## PROBLEM TO SOLVE
Copy out every line of the records where the string "traitement" occurs.

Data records
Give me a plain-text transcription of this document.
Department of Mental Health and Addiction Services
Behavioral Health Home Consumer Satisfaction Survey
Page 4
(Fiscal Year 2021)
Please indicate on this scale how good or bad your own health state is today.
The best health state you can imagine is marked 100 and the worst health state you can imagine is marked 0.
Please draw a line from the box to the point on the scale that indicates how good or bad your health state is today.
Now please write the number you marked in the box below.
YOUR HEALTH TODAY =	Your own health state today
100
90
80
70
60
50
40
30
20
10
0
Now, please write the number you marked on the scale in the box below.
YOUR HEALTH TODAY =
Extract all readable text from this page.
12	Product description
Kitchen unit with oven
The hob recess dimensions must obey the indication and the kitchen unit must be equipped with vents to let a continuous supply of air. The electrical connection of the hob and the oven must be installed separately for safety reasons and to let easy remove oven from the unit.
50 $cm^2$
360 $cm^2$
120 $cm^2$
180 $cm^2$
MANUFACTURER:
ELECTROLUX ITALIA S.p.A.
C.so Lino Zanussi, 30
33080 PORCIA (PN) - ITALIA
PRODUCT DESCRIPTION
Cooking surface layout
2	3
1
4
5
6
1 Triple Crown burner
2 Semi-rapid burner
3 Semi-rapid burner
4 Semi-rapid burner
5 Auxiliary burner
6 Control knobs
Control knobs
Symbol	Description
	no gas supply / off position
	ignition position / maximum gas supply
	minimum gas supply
---
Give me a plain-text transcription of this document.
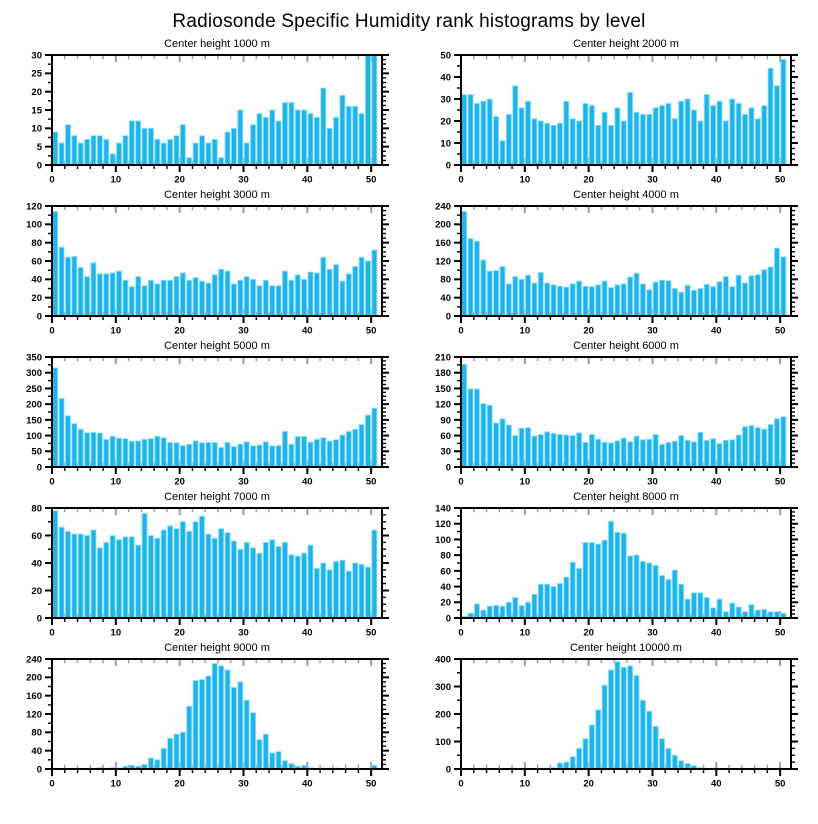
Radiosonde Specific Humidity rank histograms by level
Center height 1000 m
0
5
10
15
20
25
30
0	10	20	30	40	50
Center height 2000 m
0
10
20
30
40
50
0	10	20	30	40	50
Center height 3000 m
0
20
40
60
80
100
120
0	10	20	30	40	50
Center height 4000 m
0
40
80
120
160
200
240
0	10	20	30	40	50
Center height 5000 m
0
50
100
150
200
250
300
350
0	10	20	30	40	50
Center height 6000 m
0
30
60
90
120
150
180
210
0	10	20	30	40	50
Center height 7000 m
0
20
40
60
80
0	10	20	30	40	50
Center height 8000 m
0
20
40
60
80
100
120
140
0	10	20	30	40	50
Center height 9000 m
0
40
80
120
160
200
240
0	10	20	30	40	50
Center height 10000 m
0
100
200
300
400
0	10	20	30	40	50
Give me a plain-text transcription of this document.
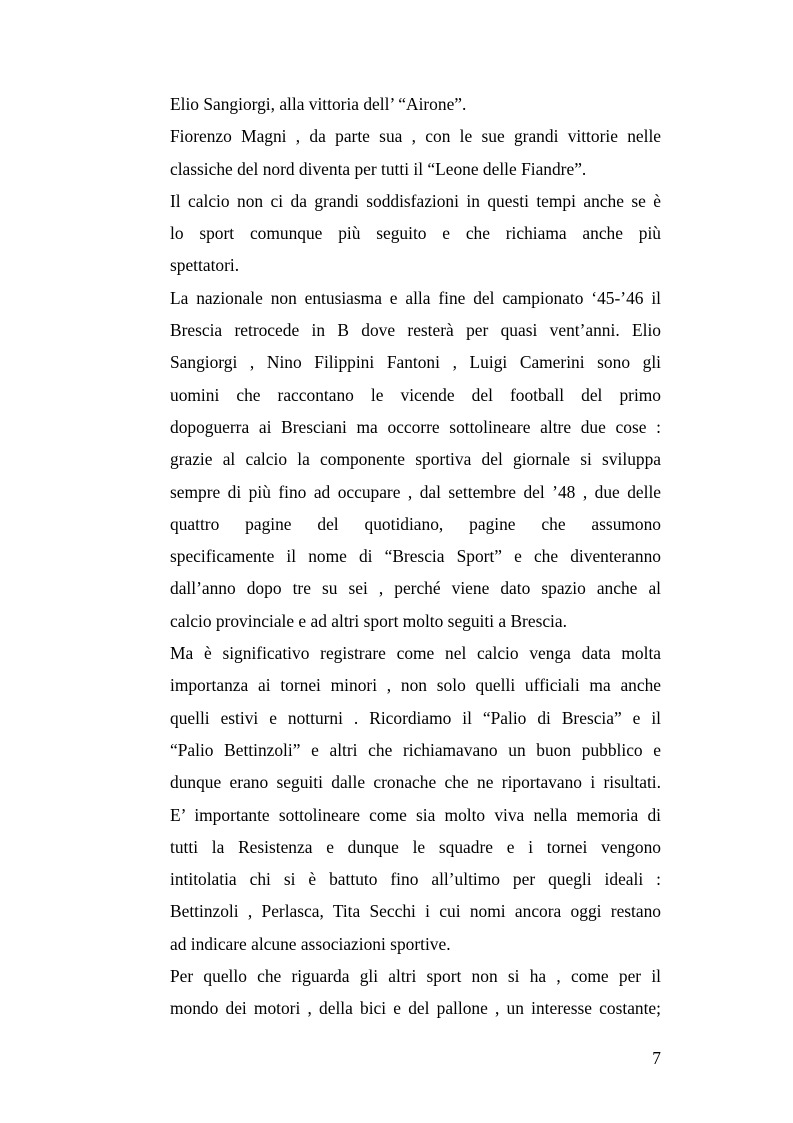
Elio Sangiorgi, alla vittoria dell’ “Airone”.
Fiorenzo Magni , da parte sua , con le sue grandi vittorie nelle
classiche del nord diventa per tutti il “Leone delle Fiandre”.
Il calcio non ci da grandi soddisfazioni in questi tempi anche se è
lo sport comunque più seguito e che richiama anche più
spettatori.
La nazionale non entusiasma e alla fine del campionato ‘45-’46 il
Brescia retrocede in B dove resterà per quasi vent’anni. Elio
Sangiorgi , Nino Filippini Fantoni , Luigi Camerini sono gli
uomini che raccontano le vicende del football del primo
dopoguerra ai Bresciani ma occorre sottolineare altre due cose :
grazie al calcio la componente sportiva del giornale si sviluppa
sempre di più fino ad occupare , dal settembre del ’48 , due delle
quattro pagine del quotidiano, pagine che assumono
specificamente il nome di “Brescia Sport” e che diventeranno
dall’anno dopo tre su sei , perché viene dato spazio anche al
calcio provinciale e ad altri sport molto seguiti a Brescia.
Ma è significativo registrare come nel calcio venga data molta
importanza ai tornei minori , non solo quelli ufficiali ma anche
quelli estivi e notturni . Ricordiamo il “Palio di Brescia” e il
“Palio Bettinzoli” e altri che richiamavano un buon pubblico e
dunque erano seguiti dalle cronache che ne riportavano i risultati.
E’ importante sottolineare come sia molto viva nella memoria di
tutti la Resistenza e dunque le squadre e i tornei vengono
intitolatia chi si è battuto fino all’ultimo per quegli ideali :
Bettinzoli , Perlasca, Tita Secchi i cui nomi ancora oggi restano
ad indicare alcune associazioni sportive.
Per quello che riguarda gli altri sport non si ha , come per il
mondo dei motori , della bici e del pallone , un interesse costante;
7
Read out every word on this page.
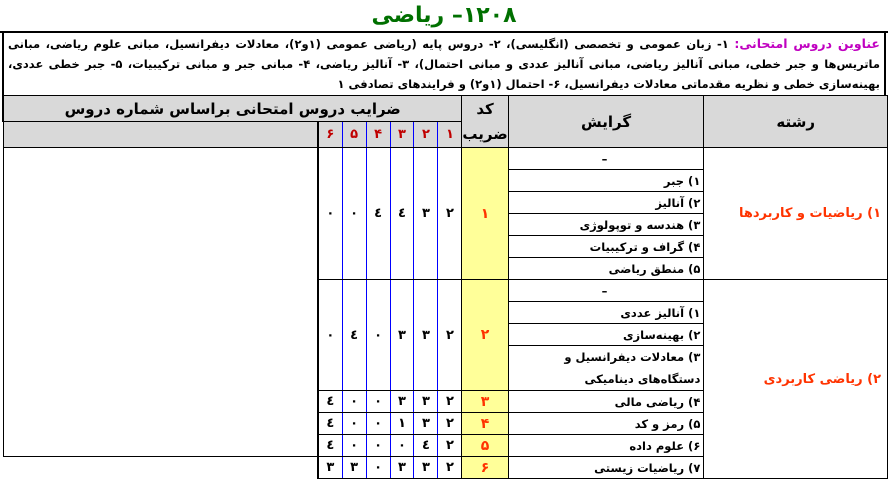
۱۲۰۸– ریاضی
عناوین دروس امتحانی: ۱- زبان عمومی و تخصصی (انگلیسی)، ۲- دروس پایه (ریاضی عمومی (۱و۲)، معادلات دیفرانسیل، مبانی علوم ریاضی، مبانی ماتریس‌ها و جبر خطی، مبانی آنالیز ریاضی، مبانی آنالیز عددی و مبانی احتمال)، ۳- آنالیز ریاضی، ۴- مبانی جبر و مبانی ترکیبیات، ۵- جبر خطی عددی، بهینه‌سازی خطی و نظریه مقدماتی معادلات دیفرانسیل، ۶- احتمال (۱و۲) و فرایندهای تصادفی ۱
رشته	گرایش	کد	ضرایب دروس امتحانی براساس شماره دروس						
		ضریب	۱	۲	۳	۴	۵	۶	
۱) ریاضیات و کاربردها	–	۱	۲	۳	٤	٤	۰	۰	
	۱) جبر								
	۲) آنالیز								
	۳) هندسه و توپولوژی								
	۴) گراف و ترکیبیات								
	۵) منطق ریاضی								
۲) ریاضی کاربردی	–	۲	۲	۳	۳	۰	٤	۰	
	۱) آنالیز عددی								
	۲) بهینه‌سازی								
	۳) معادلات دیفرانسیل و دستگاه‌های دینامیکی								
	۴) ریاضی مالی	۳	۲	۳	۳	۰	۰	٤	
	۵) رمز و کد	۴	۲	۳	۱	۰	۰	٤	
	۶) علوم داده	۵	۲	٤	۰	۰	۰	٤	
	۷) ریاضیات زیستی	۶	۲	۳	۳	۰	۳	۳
==
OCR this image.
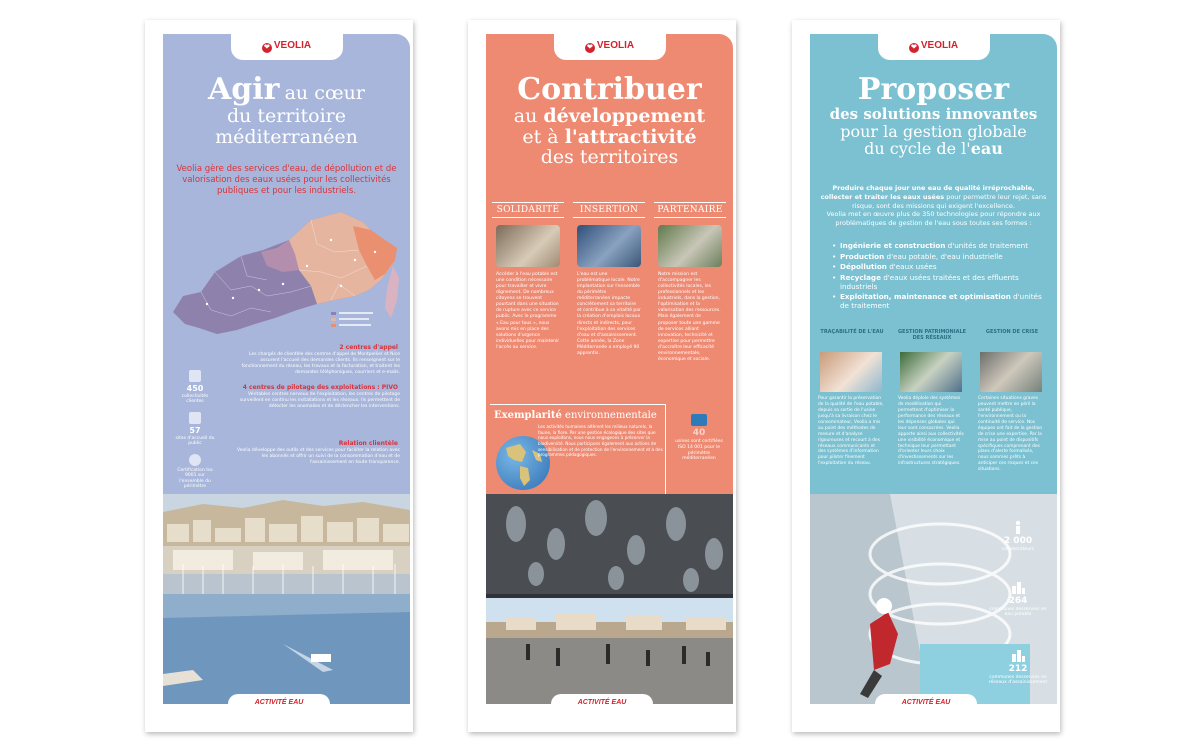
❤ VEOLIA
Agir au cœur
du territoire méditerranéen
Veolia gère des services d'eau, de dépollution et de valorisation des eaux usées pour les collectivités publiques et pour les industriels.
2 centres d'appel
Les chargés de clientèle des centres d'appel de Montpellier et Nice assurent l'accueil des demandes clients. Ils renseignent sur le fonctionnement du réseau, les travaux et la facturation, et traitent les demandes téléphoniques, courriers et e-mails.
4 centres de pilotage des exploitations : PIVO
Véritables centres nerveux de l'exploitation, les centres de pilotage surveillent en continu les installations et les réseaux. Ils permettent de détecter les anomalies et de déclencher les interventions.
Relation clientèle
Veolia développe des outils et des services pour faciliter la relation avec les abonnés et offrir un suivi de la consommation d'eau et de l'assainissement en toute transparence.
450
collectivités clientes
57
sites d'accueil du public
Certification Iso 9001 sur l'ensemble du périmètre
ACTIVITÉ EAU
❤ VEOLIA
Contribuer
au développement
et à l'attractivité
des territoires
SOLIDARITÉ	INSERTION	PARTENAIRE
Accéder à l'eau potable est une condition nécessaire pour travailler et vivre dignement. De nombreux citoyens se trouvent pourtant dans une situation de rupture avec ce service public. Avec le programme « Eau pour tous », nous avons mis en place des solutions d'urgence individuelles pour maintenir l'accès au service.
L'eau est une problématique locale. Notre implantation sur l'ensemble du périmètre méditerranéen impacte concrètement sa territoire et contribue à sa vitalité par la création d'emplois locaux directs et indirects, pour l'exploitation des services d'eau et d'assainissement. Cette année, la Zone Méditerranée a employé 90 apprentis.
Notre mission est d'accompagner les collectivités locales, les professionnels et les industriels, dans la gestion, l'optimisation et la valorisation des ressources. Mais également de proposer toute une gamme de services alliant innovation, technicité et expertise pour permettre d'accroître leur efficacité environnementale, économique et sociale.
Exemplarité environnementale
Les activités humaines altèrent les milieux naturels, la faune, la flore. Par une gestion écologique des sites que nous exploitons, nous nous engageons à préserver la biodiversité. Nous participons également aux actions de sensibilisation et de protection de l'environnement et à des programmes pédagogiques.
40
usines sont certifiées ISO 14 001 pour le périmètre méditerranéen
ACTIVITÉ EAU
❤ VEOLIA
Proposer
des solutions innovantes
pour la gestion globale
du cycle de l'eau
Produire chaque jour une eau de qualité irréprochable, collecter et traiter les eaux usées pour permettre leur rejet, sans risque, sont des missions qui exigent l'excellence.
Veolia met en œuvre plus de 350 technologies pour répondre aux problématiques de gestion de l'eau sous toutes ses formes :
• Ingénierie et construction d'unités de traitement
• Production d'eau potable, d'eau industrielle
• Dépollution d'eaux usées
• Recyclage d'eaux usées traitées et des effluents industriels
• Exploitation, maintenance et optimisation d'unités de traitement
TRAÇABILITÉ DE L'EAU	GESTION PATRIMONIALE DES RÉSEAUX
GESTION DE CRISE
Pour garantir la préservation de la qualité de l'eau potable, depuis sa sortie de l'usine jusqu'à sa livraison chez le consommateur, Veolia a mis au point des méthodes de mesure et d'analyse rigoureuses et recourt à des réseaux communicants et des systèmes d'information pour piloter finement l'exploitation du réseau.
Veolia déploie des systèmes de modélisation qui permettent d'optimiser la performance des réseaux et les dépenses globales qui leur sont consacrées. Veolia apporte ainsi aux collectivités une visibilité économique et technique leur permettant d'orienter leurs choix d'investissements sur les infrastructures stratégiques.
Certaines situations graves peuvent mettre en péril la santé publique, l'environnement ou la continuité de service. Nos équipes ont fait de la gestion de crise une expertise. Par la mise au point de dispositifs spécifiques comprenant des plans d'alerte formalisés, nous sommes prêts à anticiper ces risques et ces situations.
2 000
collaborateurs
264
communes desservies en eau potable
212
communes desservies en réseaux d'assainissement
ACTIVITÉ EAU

## ANSWER
• Ingénierie et construction d'unités de traitement
• Exploitation, maintenance et optimisation d'unités de traitement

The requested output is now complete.